PROBLEM REQUIREMENTS — Identify the lines holding "photo" and copy them.
######
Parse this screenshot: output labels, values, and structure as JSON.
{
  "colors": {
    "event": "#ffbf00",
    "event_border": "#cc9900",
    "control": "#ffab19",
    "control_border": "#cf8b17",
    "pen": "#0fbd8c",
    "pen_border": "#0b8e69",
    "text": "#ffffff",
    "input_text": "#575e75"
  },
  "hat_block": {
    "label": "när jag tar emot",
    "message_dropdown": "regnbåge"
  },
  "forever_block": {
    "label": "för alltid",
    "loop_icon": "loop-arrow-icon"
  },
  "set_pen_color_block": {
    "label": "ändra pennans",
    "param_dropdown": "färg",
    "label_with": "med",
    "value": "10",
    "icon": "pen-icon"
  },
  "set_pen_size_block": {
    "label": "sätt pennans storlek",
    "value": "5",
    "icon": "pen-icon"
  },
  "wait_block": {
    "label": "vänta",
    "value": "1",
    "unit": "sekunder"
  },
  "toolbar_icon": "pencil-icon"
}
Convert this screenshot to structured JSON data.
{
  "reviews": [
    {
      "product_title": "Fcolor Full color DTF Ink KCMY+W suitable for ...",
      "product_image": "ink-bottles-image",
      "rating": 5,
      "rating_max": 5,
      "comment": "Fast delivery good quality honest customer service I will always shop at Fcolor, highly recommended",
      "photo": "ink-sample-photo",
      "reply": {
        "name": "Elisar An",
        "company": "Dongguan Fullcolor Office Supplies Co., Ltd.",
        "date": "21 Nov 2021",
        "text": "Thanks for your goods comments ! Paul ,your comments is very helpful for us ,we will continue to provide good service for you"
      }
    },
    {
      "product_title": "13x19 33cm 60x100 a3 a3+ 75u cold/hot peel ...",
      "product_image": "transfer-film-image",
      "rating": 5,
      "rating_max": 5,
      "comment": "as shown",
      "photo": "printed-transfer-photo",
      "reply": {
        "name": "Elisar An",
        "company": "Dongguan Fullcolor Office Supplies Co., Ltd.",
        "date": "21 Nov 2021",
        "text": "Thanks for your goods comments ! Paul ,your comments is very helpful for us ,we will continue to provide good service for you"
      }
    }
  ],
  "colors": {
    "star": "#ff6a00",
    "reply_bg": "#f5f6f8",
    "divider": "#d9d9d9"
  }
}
######
THE OUTPUT —
      "photo": "ink-sample-photo",
      "photo": "printed-transfer-photo",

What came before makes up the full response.